» **TO DO**
**1)** Write out the passage on exile and redemption word for word, starting with "Thus we see" and going on through "fruits of labor—literally.".
**2)** Answer these questions from the passage on exile and redemption:
(a) What is another name for Seder Zerayim?
(b) In what year, according to the Zohar, did redemption begin to "sprout"?
(c) What opportunity was Moshe later denied?

Maybe that is also why Ya’akov Avinu was denied the opportunity to tell his sons, the 12 Tribes, how redemption would unfold. It may not only be that they were not fully worthy to know such secret information in advance. It could have been that redemption, by definition, is the result of a mysterious process of exile. It’s just the way it is when it comes to exile and redemption.
Thus we see Moshe Rabbeinu having a difficult time with the exile-to-redemption process as well. After demanding that Pharaoh release the Jewish people from bondage, and watching their slavery increase instead, Moshe complained bitterly to G–D. But, instead of empathizing with Moshe for such difficult circumstances, He reprimanded him instead, and denied Moshe the opportunity to later lead the Jewish people into Eretz Yisroel.
Thus another name for Seder Zerayim, the part of the Talmud that deals with the laws of agriculture, is “Sefer Emunah,” the “Book of Faith.” After planting the seed, the only thing left to add to make it grow is emunah—faith in G–D, for the rain, and for a sprout that grows healthily. All we can do is to stare at the ground and look for the signs that all is well as we anxiously wait for the fruits of labor—literally.
But once it DOES sprout, then there is what to get excited about. There are things WE can do to assist the fledgling plant grow into a mature stalk. And there are preparations to be made so that when harvest time finally comes around, we are ready.
The same thing is true of redemption as well. Once it begins to “sprout,” as it did according to the Zohar in 5500, there is reason to get excited. The Vilna Gaon did, and instructed his students regarding what to do to make it flourish. Granted, it can still be a fair bit of time until the time for “harvesting” arrives, but there are plenty of things we CAN and SHOULD do to expedite the process.
That is because just waiting for a plant to grow can be risky. Just because a plant has managed to break through the ground and show itself to the world does not mean that it no longer requires nurturing. It usually does, and to not provide what it needs can end up allowing a crop to fail, even after it showed such promise.

» **MATERIAL**
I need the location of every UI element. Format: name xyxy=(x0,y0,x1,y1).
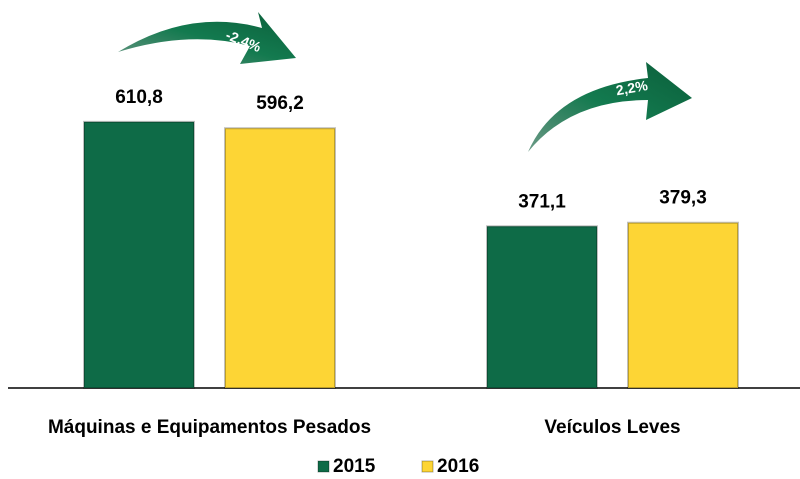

» **TASK-BY-TASK OUTPUTS**
**1)**
Thus we see Moshe Rabbeinu having a difficult time with the exile-to-redemption process as well. After demanding that Pharaoh release the Jewish people from bondage, and watching their slavery increase instead, Moshe complained bitterly to G–D. But, instead of empathizing with Moshe for such difficult circumstances, He reprimanded him instead, and denied Moshe the opportunity to later lead the Jewish people into Eretz Yisroel.
Thus another name for Seder Zerayim, the part of the Talmud that deals with the laws of agriculture, is “Sefer Emunah,” the “Book of Faith.” After planting the seed, the only thing left to add to make it grow is emunah—faith in G–D, for the rain, and for a sprout that grows healthily. All we can do is to stare at the ground and look for the signs that all is well as we anxiously wait for the fruits of labor—literally.

**2)**
(a) "Sefer Emunah," the "Book of Faith."
(b) 5500.
(c) The opportunity to lead the Jewish people into Eretz Yisroel.